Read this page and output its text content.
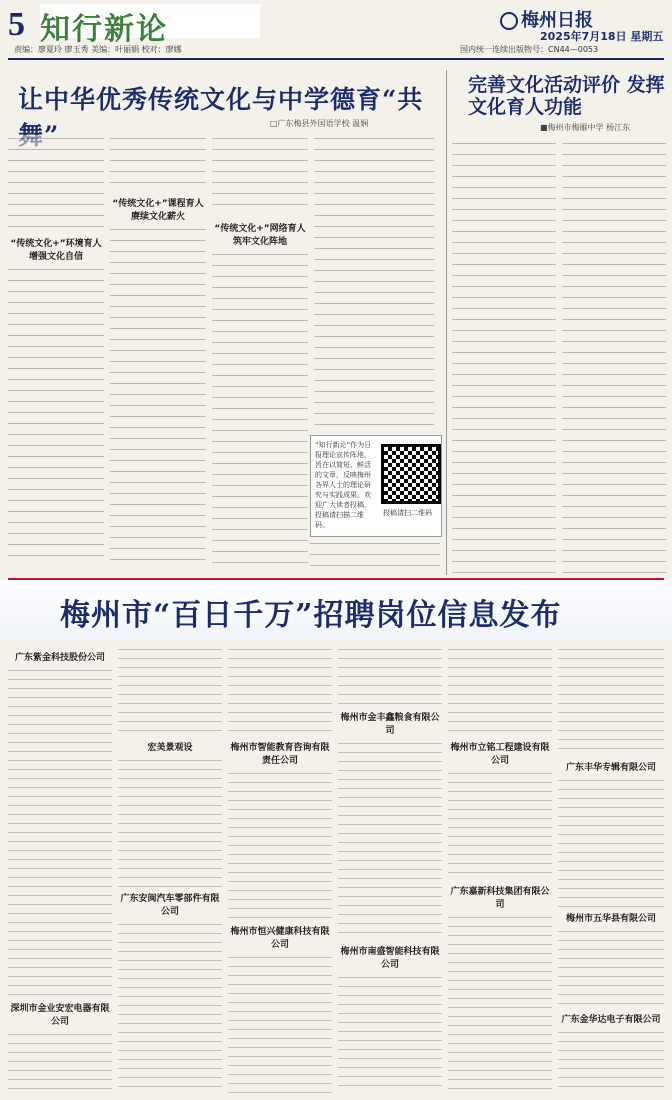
5 知行新论
责编：廖夏玲 廖玉秀 美编：叶丽娟 校对：廖娜
梅州日报
2025年7月18日 星期五
国内统一连续出版物号：CN44—0053
让中华优秀传统文化与中学德育“共
□广东梅县外国语学校 温娴
“传统文化+”环境育人 增强文化自信
“传统文化+”课程育人 赓续文化薪火
“传统文化+”网络育人 筑牢文化阵地
“知行新论”作为日报理论宣传阵地，旨在以简短、鲜活的文章，反映梅州各界人士的理论研究与实践成果。欢迎广大读者投稿，投稿请扫描二维码。
投稿请扫二维码
完善文化活动评价 发挥文化育人功能
■梅州市梅雁中学 杨江东
梅州市“百日千万”招聘岗位信息发布
广东紫金科技股份公司
深圳市金业安宏电器有限公司
宏美景观设
广东安闽汽车零部件有限公司
梅州市智能教育咨询有限责任公司
梅州市恒兴健康科技有限公司
梅州市金丰鑫粮食有限公司
梅州市南盛智能科技有限公司
梅州市立铭工程建设有限公司
广东嘉新科技集团有限公司
广东丰华专辑有限公司
梅州市五华县有限公司
广东金华达电子有限公司
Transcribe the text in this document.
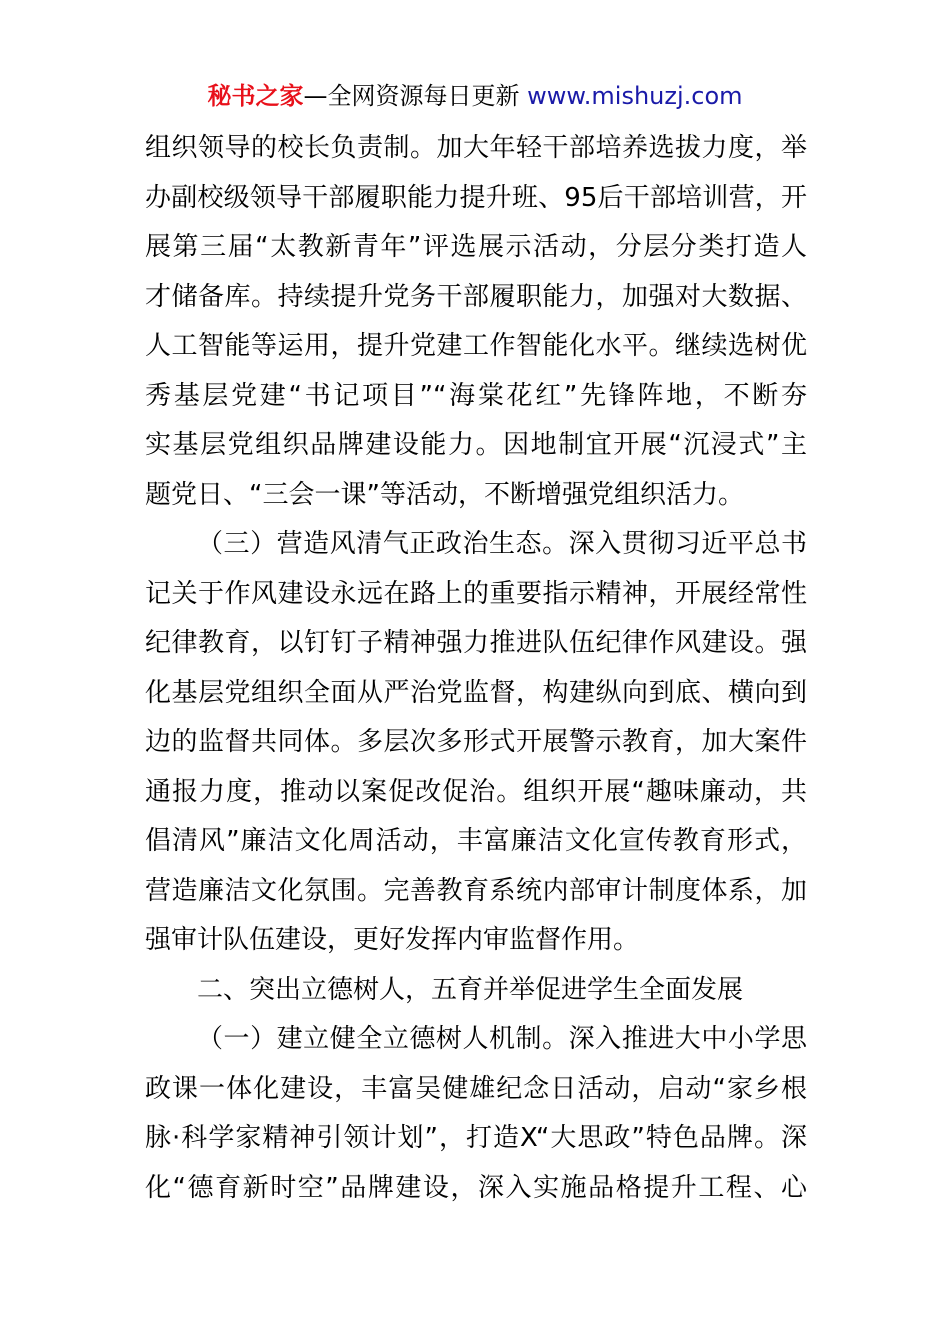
秘书之家—全网资源每日更新 www.mishuzj.com
组织领导的校长负责制。加大年轻干部培养选拔力度，举
办副校级领导干部履职能力提升班、95后干部培训营，开
展第三届“太教新青年”评选展示活动，分层分类打造人
才储备库。持续提升党务干部履职能力，加强对大数据、
人工智能等运用，提升党建工作智能化水平。继续选树优
秀基层党建“书记项目”“海棠花红”先锋阵地，不断夯
实基层党组织品牌建设能力。因地制宜开展“沉浸式”主
题党日、“三会一课”等活动，不断增强党组织活力。
（三）营造风清气正政治生态。深入贯彻习近平总书
记关于作风建设永远在路上的重要指示精神，开展经常性
纪律教育，以钉钉子精神强力推进队伍纪律作风建设。强
化基层党组织全面从严治党监督，构建纵向到底、横向到
边的监督共同体。多层次多形式开展警示教育，加大案件
通报力度，推动以案促改促治。组织开展“趣味廉动，共
倡清风”廉洁文化周活动，丰富廉洁文化宣传教育形式，
营造廉洁文化氛围。完善教育系统内部审计制度体系，加
强审计队伍建设，更好发挥内审监督作用。
二、突出立德树人，五育并举促进学生全面发展
（一）建立健全立德树人机制。深入推进大中小学思
政课一体化建设，丰富吴健雄纪念日活动，启动“家乡根
脉·科学家精神引领计划”，打造X“大思政”特色品牌。深
化“德育新时空”品牌建设，深入实施品格提升工程、心
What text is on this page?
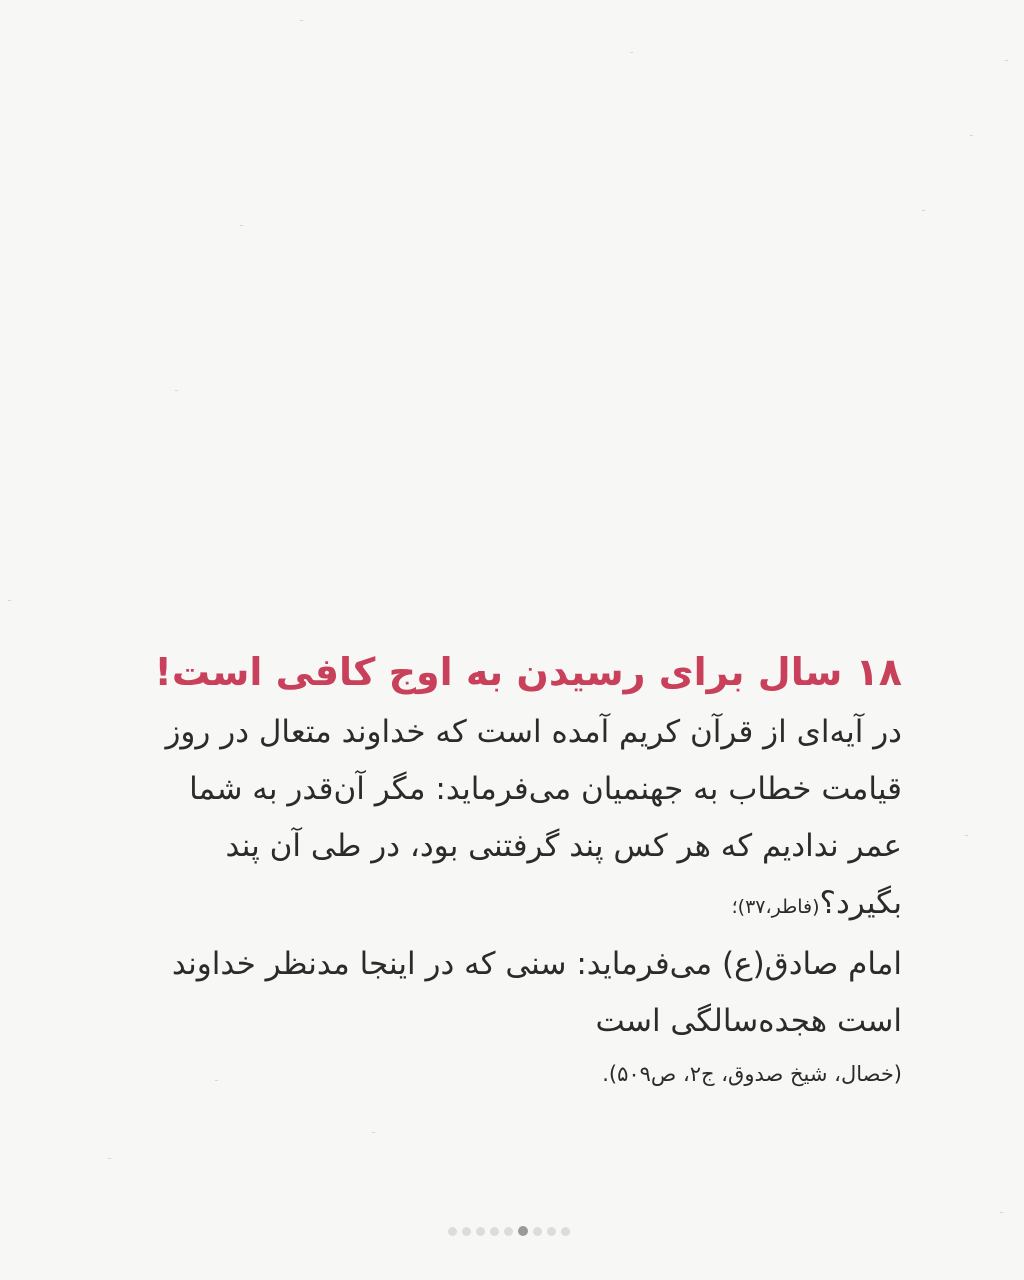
۱۸ سال برای رسیدن به اوج کافی است!

در آیه‌ای از قرآن کریم آمده است که خداوند متعال در روز

قیامت خطاب به جهنمیان می‌فرماید: مگر آن‌قدر به شما

عمر ندادیم که هر کس پند گرفتنی بود، در طی آن پند

بگیرد؟(فاطر،۳۷)؛

امام صادق(ع) می‌فرماید: سنی که در اینجا مدنظر خداوند

است هجده‌سالگی است

(خصال، شیخ صدوق، ج۲، ص۵۰۹).
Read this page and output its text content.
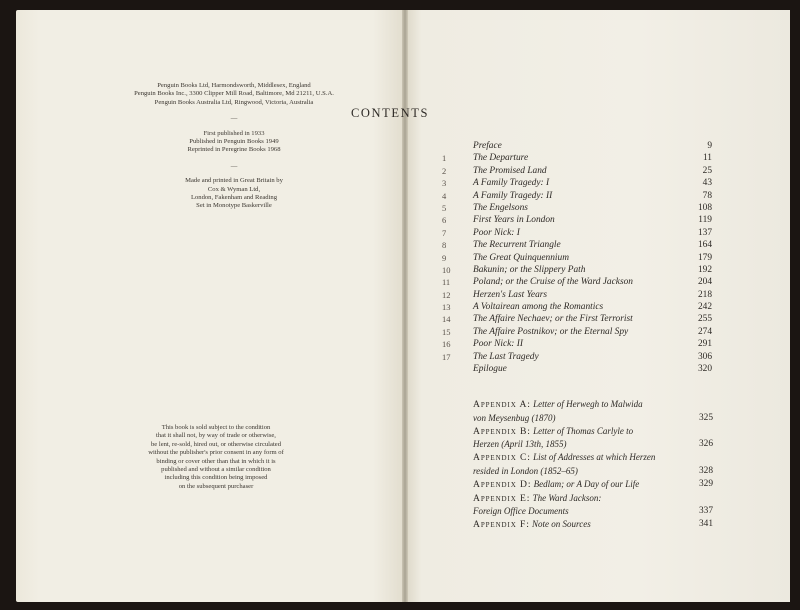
Penguin Books Ltd, Harmondsworth, Middlesex, England
Penguin Books Inc., 3300 Clipper Mill Road, Baltimore, Md 21211, U.S.A.
Penguin Books Australia Ltd, Ringwood, Victoria, Australia
—
First published in 1933
Published in Penguin Books 1949
Reprinted in Peregrine Books 1968
—
Made and printed in Great Britain by
Cox & Wyman Ltd,
London, Fakenham and Reading
Set in Monotype Baskerville
This book is sold subject to the condition
that it shall not, by way of trade or otherwise,
be lent, re-sold, hired out, or otherwise circulated
without the publisher's prior consent in any form of
binding or cover other than that in which it is
published and without a similar condition
including this condition being imposed
on the subsequent purchaser
CONTENTS
Preface	9
1	The Departure	11
2	The Promised Land	25
3	A Family Tragedy: I	43
4	A Family Tragedy: II	78
5	The Engelsons	108
6	First Years in London	119
7	Poor Nick: I	137
8	The Recurrent Triangle	164
9	The Great Quinquennium	179
10	Bakunin; or the Slippery Path	192
11	Poland; or the Cruise of the Ward Jackson	204
12	Herzen's Last Years	218
13	A Voltairean among the Romantics	242
14	The Affaire Nechaev; or the First Terrorist	255
15	The Affaire Postnikov; or the Eternal Spy	274
16	Poor Nick: II	291
17	The Last Tragedy	306
Epilogue	320
Appendix A: Letter of Herwegh to Malwida
von Meysenbug (1870)	325
Appendix B: Letter of Thomas Carlyle to
Herzen (April 13th, 1855)	326
Appendix C: List of Addresses at which Herzen
resided in London (1852–65)	328
Appendix D: Bedlam; or A Day of our Life	329
Appendix E: The Ward Jackson:
Foreign Office Documents	337
Appendix F: Note on Sources	341
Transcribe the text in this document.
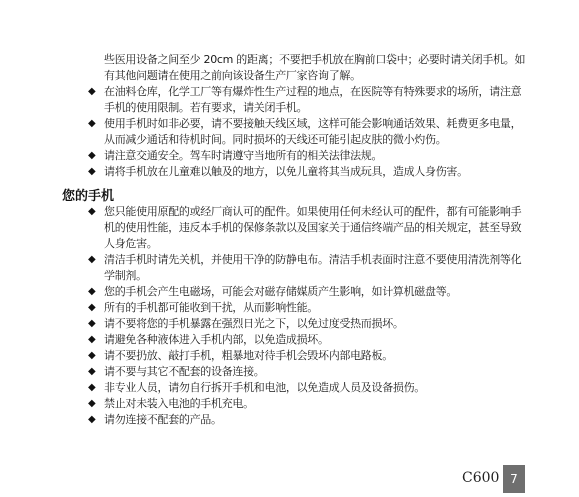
些医用设备之间至少 20cm 的距离；不要把手机放在胸前口袋中；必要时请关闭手机。如有其他问题请在使用之前向该设备生产厂家咨询了解。
◆ 在油料仓库，化学工厂等有爆炸性生产过程的地点，在医院等有特殊要求的场所，请注意手机的使用限制。若有要求，请关闭手机。
◆ 使用手机时如非必要，请不要接触天线区域，这样可能会影响通话效果、耗费更多电量，从而减少通话和待机时间。同时损坏的天线还可能引起皮肤的微小灼伤。
◆ 请注意交通安全。驾车时请遵守当地所有的相关法律法规。
◆ 请将手机放在儿童难以触及的地方，以免儿童将其当成玩具，造成人身伤害。
您的手机
◆ 您只能使用原配的或经厂商认可的配件。如果使用任何未经认可的配件，都有可能影响手机的使用性能，违反本手机的保修条款以及国家关于通信终端产品的相关规定，甚至导致人身危害。
◆ 清洁手机时请先关机，并使用干净的防静电布。清洁手机表面时注意不要使用清洗剂等化学制剂。
◆ 您的手机会产生电磁场，可能会对磁存储媒质产生影响，如计算机磁盘等。
◆ 所有的手机都可能收到干扰，从而影响性能。
◆ 请不要将您的手机暴露在强烈日光之下，以免过度受热而损坏。
◆ 请避免各种液体进入手机内部，以免造成损坏。
◆ 请不要扔放、敲打手机，粗暴地对待手机会毁坏内部电路板。
◆ 请不要与其它不配套的设备连接。
◆ 非专业人员，请勿自行拆开手机和电池，以免造成人员及设备损伤。
◆ 禁止对未装入电池的手机充电。
◆ 请勿连接不配套的产品。
C600 7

#### What is being asked
Provide solely the number of lines in the data that include the word "فرماید".

#### Expected answer
2